* WRITTEN PROBLEM:
State only how many lines contain the string "screenshot".
----- STORED RECORDS
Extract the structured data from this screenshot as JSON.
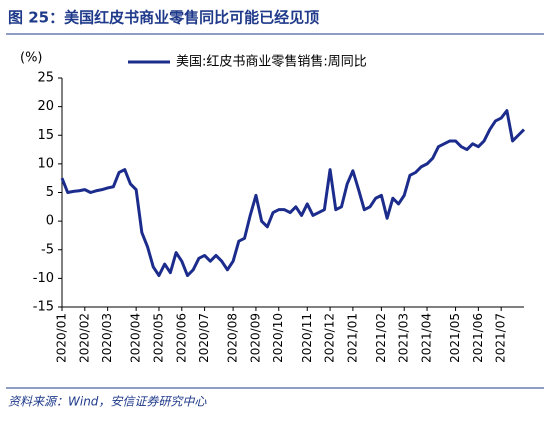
----------
----- STORED RECORDS
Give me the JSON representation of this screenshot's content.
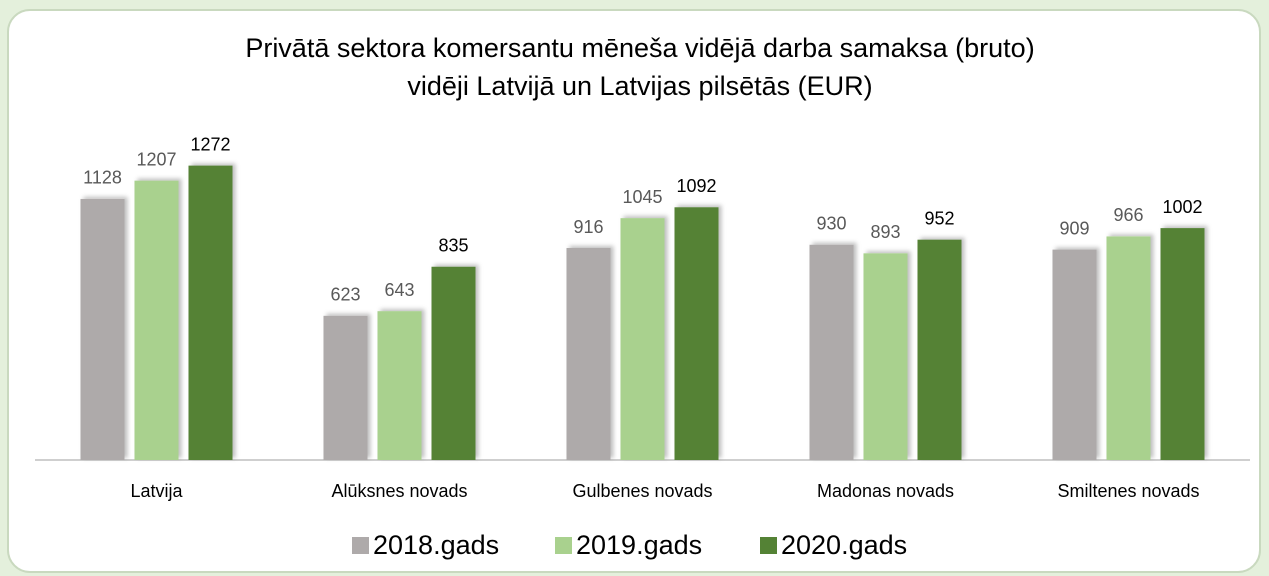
----------
----- STORED RECORDS
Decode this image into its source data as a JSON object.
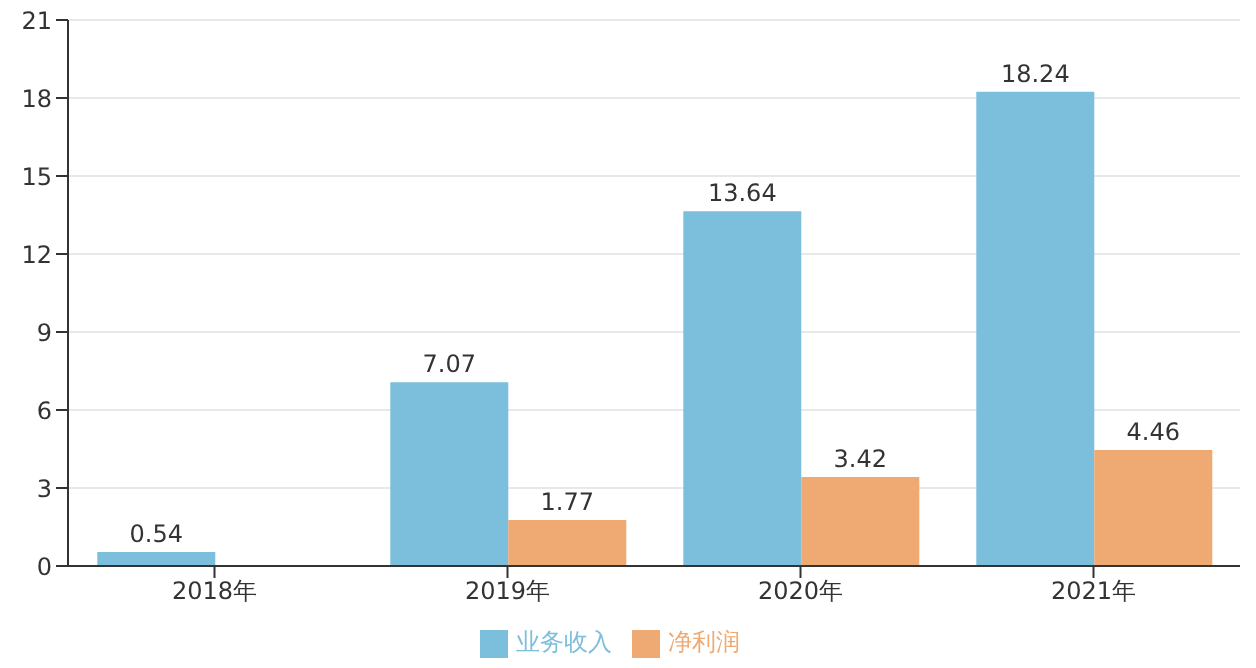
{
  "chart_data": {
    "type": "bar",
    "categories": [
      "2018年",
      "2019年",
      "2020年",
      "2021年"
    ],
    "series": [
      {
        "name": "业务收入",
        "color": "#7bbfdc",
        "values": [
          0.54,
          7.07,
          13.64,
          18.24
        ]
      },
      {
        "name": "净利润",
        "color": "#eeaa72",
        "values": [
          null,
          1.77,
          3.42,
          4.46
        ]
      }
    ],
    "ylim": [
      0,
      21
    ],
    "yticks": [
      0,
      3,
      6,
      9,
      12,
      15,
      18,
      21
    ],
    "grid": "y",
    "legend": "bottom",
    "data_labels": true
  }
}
----------
* SOLUTION:
2